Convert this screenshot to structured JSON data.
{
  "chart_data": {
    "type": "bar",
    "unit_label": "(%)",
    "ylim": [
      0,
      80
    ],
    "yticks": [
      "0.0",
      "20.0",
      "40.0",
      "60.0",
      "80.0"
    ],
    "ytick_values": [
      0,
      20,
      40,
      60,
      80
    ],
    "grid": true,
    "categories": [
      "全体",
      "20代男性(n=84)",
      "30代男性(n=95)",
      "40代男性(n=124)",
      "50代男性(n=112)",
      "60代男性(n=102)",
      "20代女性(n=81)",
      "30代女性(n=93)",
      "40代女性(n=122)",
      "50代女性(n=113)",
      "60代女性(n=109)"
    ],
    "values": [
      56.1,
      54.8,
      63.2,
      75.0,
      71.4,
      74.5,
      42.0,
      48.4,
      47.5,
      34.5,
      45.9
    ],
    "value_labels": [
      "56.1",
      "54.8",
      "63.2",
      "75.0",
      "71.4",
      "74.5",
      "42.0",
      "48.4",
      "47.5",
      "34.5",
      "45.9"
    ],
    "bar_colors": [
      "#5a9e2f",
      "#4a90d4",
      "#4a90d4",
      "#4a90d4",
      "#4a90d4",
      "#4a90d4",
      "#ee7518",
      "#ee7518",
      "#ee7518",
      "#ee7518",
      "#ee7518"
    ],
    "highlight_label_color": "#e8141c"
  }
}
◇ ◇ ◇
> Aim of the exercise:
Retype the material in full, character for character.

> Written reply:
Convert this screenshot to structured JSON data.
{
  "chart_data": {
    "type": "bar",
    "unit_label": "(%)",
    "ylim": [
      0,
      80
    ],
    "yticks": [
      "0.0",
      "20.0",
      "40.0",
      "60.0",
      "80.0"
    ],
    "ytick_values": [
      0,
      20,
      40,
      60,
      80
    ],
    "grid": true,
    "categories": [
      "全体",
      "20代男性(n=84)",
      "30代男性(n=95)",
      "40代男性(n=124)",
      "50代男性(n=112)",
      "60代男性(n=102)",
      "20代女性(n=81)",
      "30代女性(n=93)",
      "40代女性(n=122)",
      "50代女性(n=113)",
      "60代女性(n=109)"
    ],
    "values": [
      56.1,
      54.8,
      63.2,
      75.0,
      71.4,
      74.5,
      42.0,
      48.4,
      47.5,
      34.5,
      45.9
    ],
    "value_labels": [
      "56.1",
      "54.8",
      "63.2",
      "75.0",
      "71.4",
      "74.5",
      "42.0",
      "48.4",
      "47.5",
      "34.5",
      "45.9"
    ],
    "bar_colors": [
      "#5a9e2f",
      "#4a90d4",
      "#4a90d4",
      "#4a90d4",
      "#4a90d4",
      "#4a90d4",
      "#ee7518",
      "#ee7518",
      "#ee7518",
      "#ee7518",
      "#ee7518"
    ],
    "highlight_label_color": "#e8141c"
  }
}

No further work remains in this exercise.